Written problem:
Filter this material down to the lines that hold "fluide", copying each one.
[Start Material provided]
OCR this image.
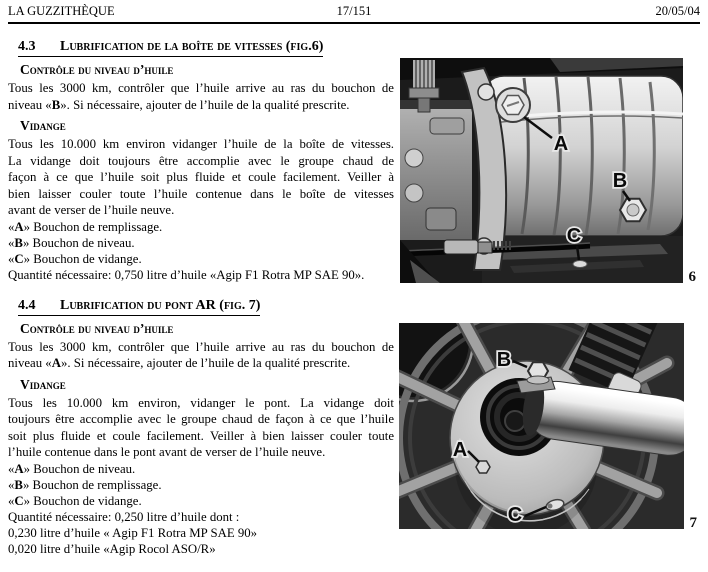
LA GUZZITHÈQUE	17/151	20/05/04
4.3 Lubrification de la boîte de vitesses (fig.6)
Contrôle du niveau d’huile
Tous les 3000 km, contrôler que l’huile arrive au ras du bouchon de
niveau «B». Si nécessaire, ajouter de l’huile de la qualité prescrite.
Vidange
Tous les 10.000 km environ vidanger l’huile de la boîte de vitesses.
La vidange doit toujours être accomplie avec le groupe chaud de
façon à ce que l’huile soit plus fluide et coule facilement. Veiller à
bien laisser couler toute l’huile contenue dans le boîte de vitesses
avant de verser de l’huile neuve.
«A» Bouchon de remplissage.
«B» Bouchon de niveau.
«C» Bouchon de vidange.
Quantité nécessaire: 0,750 litre d’huile «Agip F1 Rotra MP SAE 90».
4.4 Lubrification du pont AR (fig. 7)
Contrôle du niveau d’huile
Tous les 3000 km, contrôler que l’huile arrive au ras du bouchon de
niveau «A». Si nécessaire, ajouter de l’huile de la qualité prescrite.
Vidange
Tous les 10.000 km environ, vidanger le pont. La vidange doit
toujours être accomplie avec le groupe chaud de façon à ce que l’huile
soit plus fluide et coule facilement. Veiller à bien laisser couler toute
l’huile contenue dans le pont avant de verser de l’huile neuve.
«A» Bouchon de niveau.
«B» Bouchon de remplissage.
«C» Bouchon de vidange.
Quantité nécessaire: 0,250 litre d’huile dont :
0,230 litre d’huile « Agip F1 Rotra MP SAE 90»
0,020 litre d’huile «Agip Rocol ASO/R»
A
B
C
6
B
A
C	7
[End Material provided]
Output for this task:
façon à ce que l’huile soit plus fluide et coule facilement. Veiller à
soit plus fluide et coule facilement. Veiller à bien laisser couler toute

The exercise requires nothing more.